◆ Written exercise ◆
Scan the material and copy every line in which "работа" appears.

◆ Data excerpts ◆
* Begin *

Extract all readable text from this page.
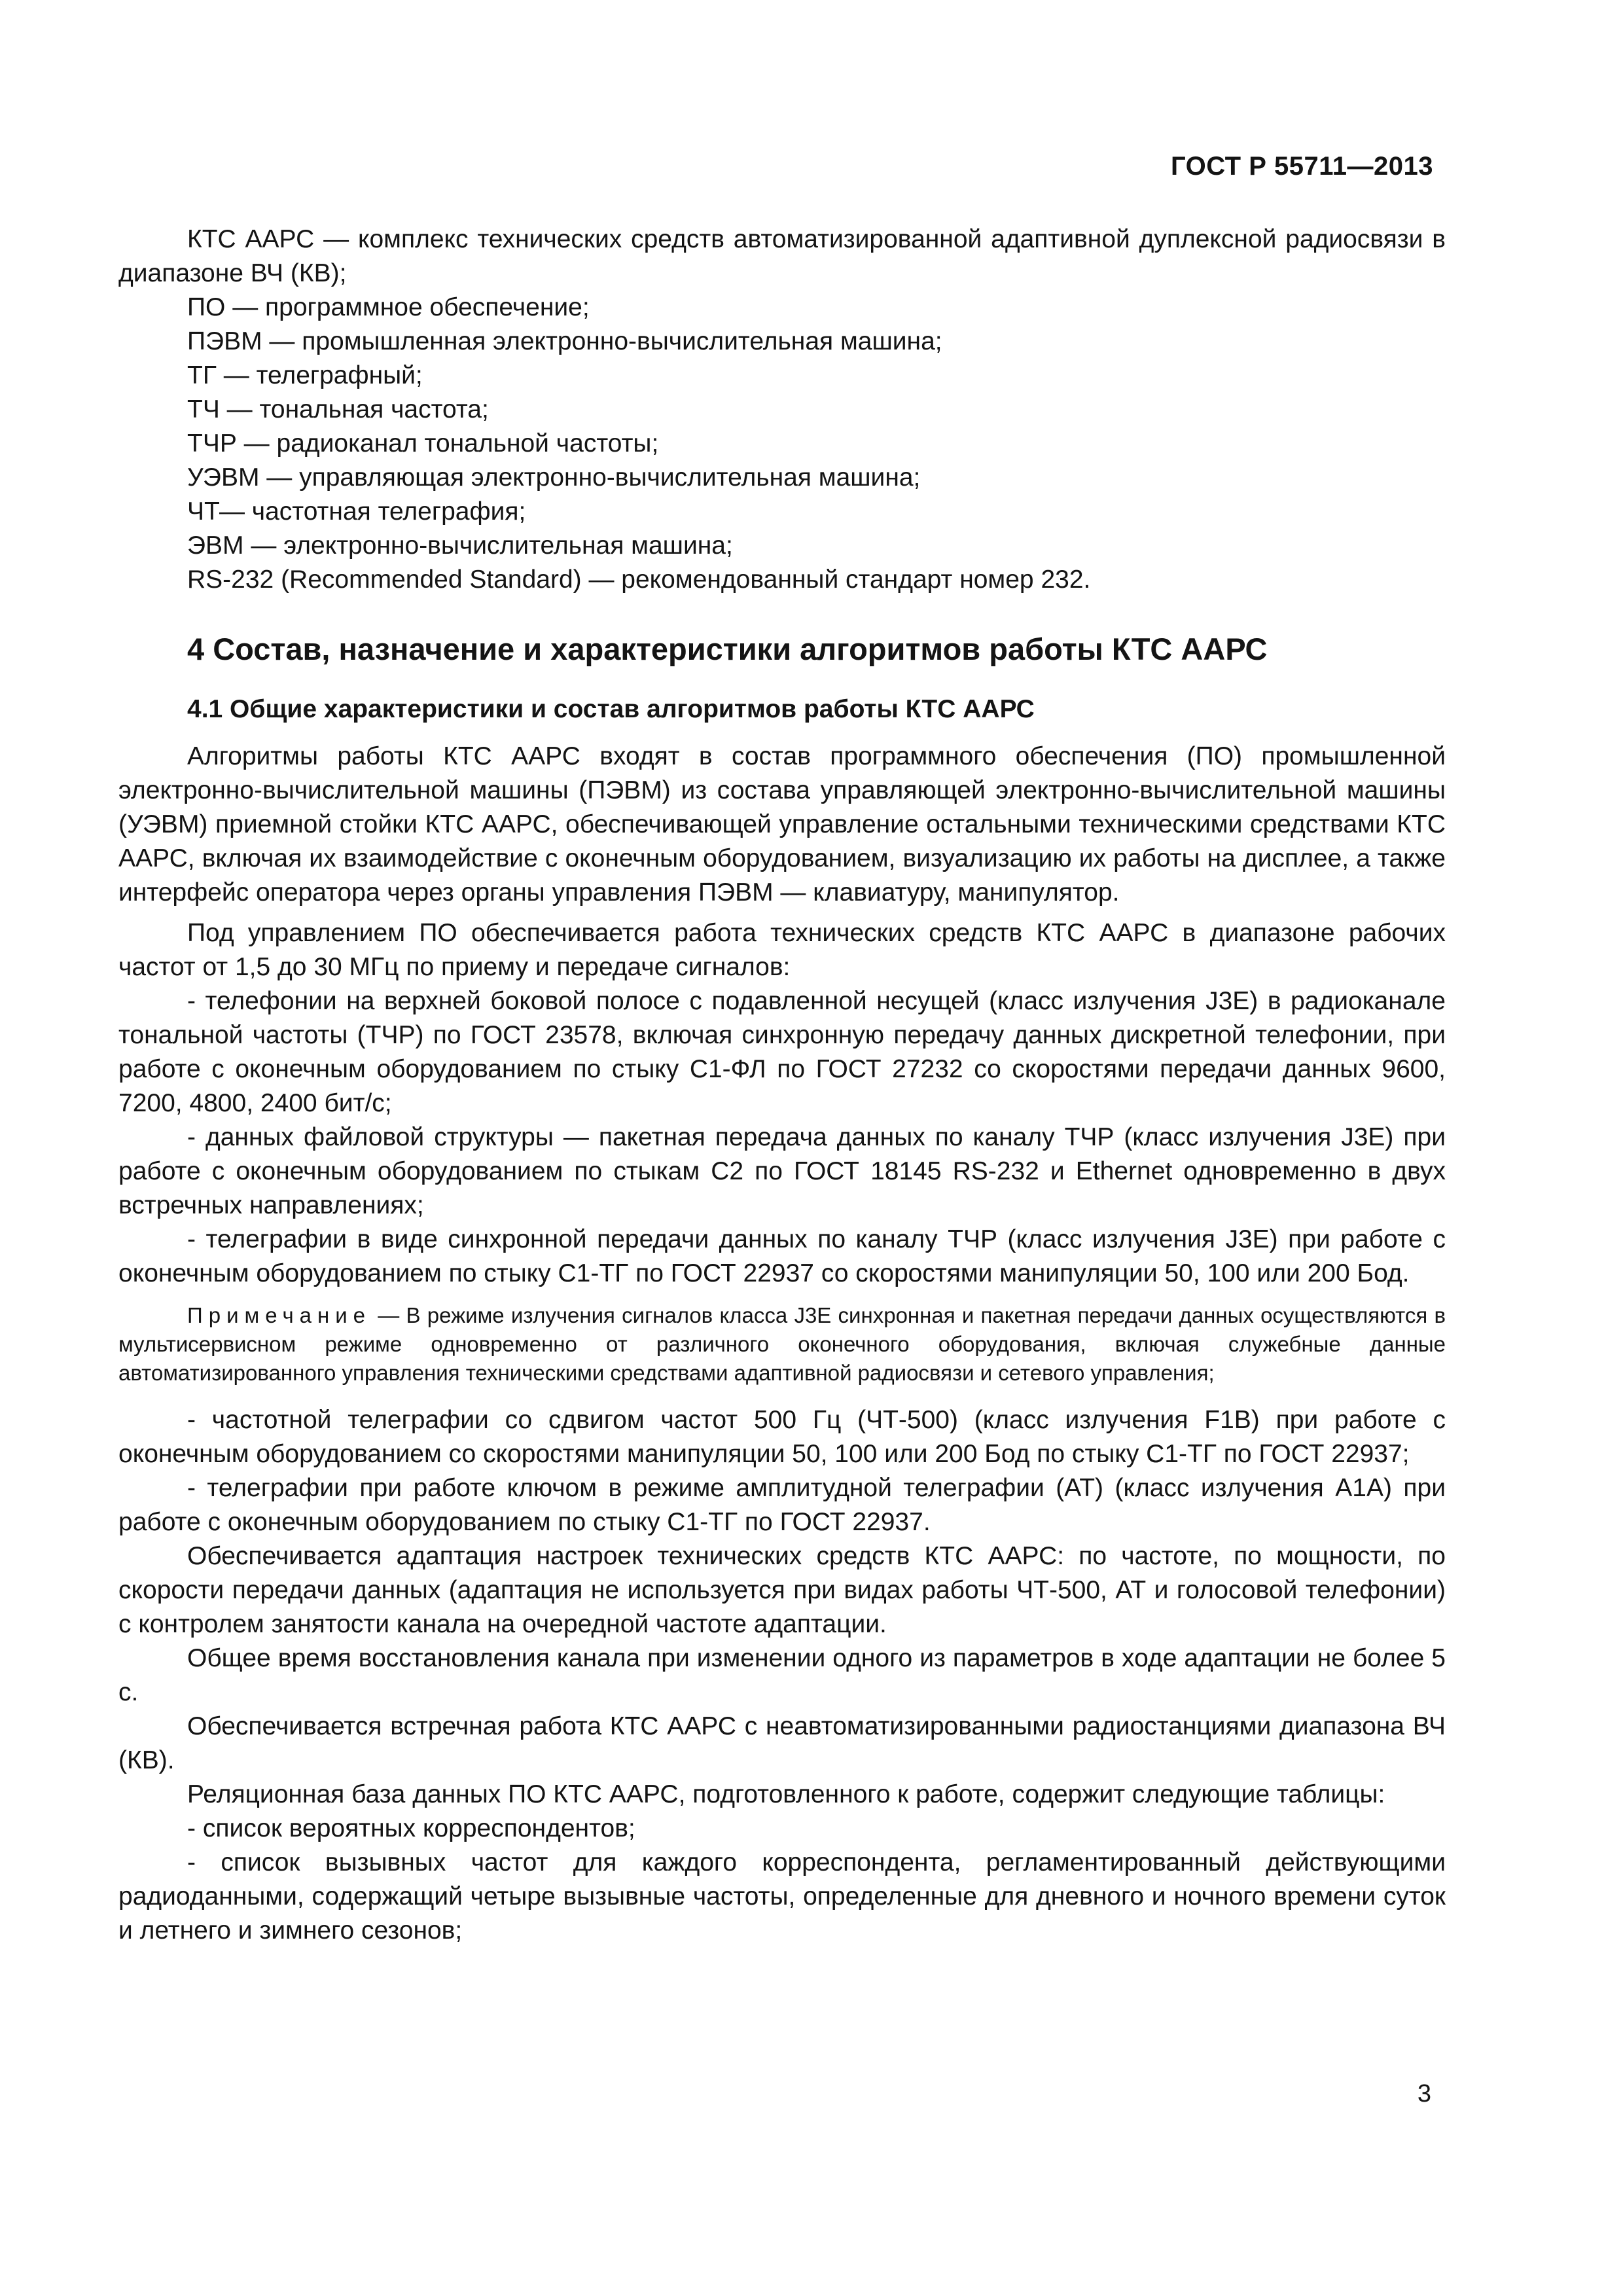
ГОСТ Р 55711—2013

КТС ААРС — комплекс технических средств автоматизированной адаптивной дуплексной радиосвязи в диапазоне ВЧ (КВ);

ПО — программное обеспечение;

ПЭВМ — промышленная электронно-вычислительная машина;

ТГ — телеграфный;

ТЧ — тональная частота;

ТЧР — радиоканал тональной частоты;

УЭВМ — управляющая электронно-вычислительная машина;

ЧТ— частотная телеграфия;

ЭВМ — электронно-вычислительная машина;

RS-232 (Recommended Standard) — рекомендованный стандарт номер 232.

4 Состав, назначение и характеристики алгоритмов работы КТС ААРС

4.1 Общие характеристики и состав алгоритмов работы КТС ААРС

Алгоритмы работы КТС ААРС входят в состав программного обеспечения (ПО) промышленной электронно-вычислительной машины (ПЭВМ) из состава управляющей электронно-вычислительной машины (УЭВМ) приемной стойки КТС ААРС, обеспечивающей управление остальными техническими средствами КТС ААРС, включая их взаимодействие с оконечным оборудованием, визуализацию их работы на дисплее, а также интерфейс оператора через органы управления ПЭВМ — клавиатуру, манипулятор.

Под управлением ПО обеспечивается работа технических средств КТС ААРС в диапазоне рабочих частот от 1,5 до 30 МГц по приему и передаче сигналов:

- телефонии на верхней боковой полосе с подавленной несущей (класс излучения J3E) в радиоканале тональной частоты (ТЧР) по ГОСТ 23578, включая синхронную передачу данных дискретной телефонии, при работе с оконечным оборудованием по стыку С1-ФЛ по ГОСТ 27232 со скоростями передачи данных 9600, 7200, 4800, 2400 бит/с;

- данных файловой структуры — пакетная передача данных по каналу ТЧР (класс излучения J3E) при работе с оконечным оборудованием по стыкам С2 по ГОСТ 18145 RS-232 и Ethernet одновременно в двух встречных направлениях;

- телеграфии в виде синхронной передачи данных по каналу ТЧР (класс излучения J3E) при работе с оконечным оборудованием по стыку С1-ТГ по ГОСТ 22937 со скоростями манипуляции 50, 100 или 200 Бод.

Примечание — В режиме излучения сигналов класса J3E синхронная и пакетная передачи данных осуществляются в мультисервисном режиме одновременно от различного оконечного оборудования, включая служебные данные автоматизированного управления техническими средствами адаптивной радиосвязи и сетевого управления;

- частотной телеграфии со сдвигом частот 500 Гц (ЧТ-500) (класс излучения F1B) при работе с оконечным оборудованием со скоростями манипуляции 50, 100 или 200 Бод по стыку С1-ТГ по ГОСТ 22937;

- телеграфии при работе ключом в режиме амплитудной телеграфии (АТ) (класс излучения А1А) при работе с оконечным оборудованием по стыку С1-ТГ по ГОСТ 22937.

Обеспечивается адаптация настроек технических средств КТС ААРС: по частоте, по мощности, по скорости передачи данных (адаптация не используется при видах работы ЧТ-500, АТ и голосовой телефонии) с контролем занятости канала на очередной частоте адаптации.

Общее время восстановления канала при изменении одного из параметров в ходе адаптации не более 5 с.

Обеспечивается встречная работа КТС ААРС с неавтоматизированными радиостанциями диапазона ВЧ (КВ).

Реляционная база данных ПО КТС ААРС, подготовленного к работе, содержит следующие таблицы:

- список вероятных корреспондентов;

- список вызывных частот для каждого корреспондента, регламентированный действующими радиоданными, содержащий четыре вызывные частоты, определенные для дневного и ночного времени суток и летнего и зимнего сезонов;

3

* End *

◆ Solved problem ◆
Под управлением ПО обеспечивается работа технических средств КТС ААРС в диапазоне рабочих частот от 1,5 до 30 МГц по приему и передаче сигналов:
Обеспечивается встречная работа КТС ААРС с неавтоматизированными радиостанциями диапазона ВЧ (КВ).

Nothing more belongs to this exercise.